[start MATERIAL FOR THIS EXERCISE]

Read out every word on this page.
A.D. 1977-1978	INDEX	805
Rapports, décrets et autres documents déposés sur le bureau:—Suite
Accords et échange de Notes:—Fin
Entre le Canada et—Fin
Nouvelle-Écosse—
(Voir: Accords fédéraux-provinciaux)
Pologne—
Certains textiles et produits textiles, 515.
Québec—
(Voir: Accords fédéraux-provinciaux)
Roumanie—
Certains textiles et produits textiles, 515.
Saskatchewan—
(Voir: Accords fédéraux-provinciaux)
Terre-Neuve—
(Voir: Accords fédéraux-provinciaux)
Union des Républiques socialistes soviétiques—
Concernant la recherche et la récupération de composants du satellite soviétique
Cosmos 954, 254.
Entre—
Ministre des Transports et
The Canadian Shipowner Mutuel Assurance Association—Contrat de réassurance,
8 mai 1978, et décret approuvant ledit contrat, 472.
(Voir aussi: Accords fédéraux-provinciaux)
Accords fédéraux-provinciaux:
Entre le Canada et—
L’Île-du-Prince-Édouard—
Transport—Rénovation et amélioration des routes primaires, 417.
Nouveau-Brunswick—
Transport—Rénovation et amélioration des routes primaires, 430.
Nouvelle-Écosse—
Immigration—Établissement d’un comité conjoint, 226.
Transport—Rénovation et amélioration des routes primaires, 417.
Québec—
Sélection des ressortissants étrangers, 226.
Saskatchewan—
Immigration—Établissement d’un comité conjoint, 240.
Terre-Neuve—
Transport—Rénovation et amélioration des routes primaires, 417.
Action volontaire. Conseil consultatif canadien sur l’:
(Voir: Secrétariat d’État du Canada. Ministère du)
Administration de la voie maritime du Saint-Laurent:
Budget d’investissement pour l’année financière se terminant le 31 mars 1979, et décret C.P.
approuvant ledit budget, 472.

[end MATERIAL FOR THIS EXERCISE]

## [DO THIS]
Reproduce the data in its entirety, matching each character.

## [OUTPUT FOR THIS TASK]
Read out every word on this page.
A.D. 1977-1978	INDEX	805
Rapports, décrets et autres documents déposés sur le bureau:—Suite
Accords et échange de Notes:—Fin
Entre le Canada et—Fin
Nouvelle-Écosse—
(Voir: Accords fédéraux-provinciaux)
Pologne—
Certains textiles et produits textiles, 515.
Québec—
(Voir: Accords fédéraux-provinciaux)
Roumanie—
Certains textiles et produits textiles, 515.
Saskatchewan—
(Voir: Accords fédéraux-provinciaux)
Terre-Neuve—
(Voir: Accords fédéraux-provinciaux)
Union des Républiques socialistes soviétiques—
Concernant la recherche et la récupération de composants du satellite soviétique
Cosmos 954, 254.
Entre—
Ministre des Transports et
The Canadian Shipowner Mutuel Assurance Association—Contrat de réassurance,
8 mai 1978, et décret approuvant ledit contrat, 472.
(Voir aussi: Accords fédéraux-provinciaux)
Accords fédéraux-provinciaux:
Entre le Canada et—
L’Île-du-Prince-Édouard—
Transport—Rénovation et amélioration des routes primaires, 417.
Nouveau-Brunswick—
Transport—Rénovation et amélioration des routes primaires, 430.
Nouvelle-Écosse—
Immigration—Établissement d’un comité conjoint, 226.
Transport—Rénovation et amélioration des routes primaires, 417.
Québec—
Sélection des ressortissants étrangers, 226.
Saskatchewan—
Immigration—Établissement d’un comité conjoint, 240.
Terre-Neuve—
Transport—Rénovation et amélioration des routes primaires, 417.
Action volontaire. Conseil consultatif canadien sur l’:
(Voir: Secrétariat d’État du Canada. Ministère du)
Administration de la voie maritime du Saint-Laurent:
Budget d’investissement pour l’année financière se terminant le 31 mars 1979, et décret C.P.
approuvant ledit budget, 472.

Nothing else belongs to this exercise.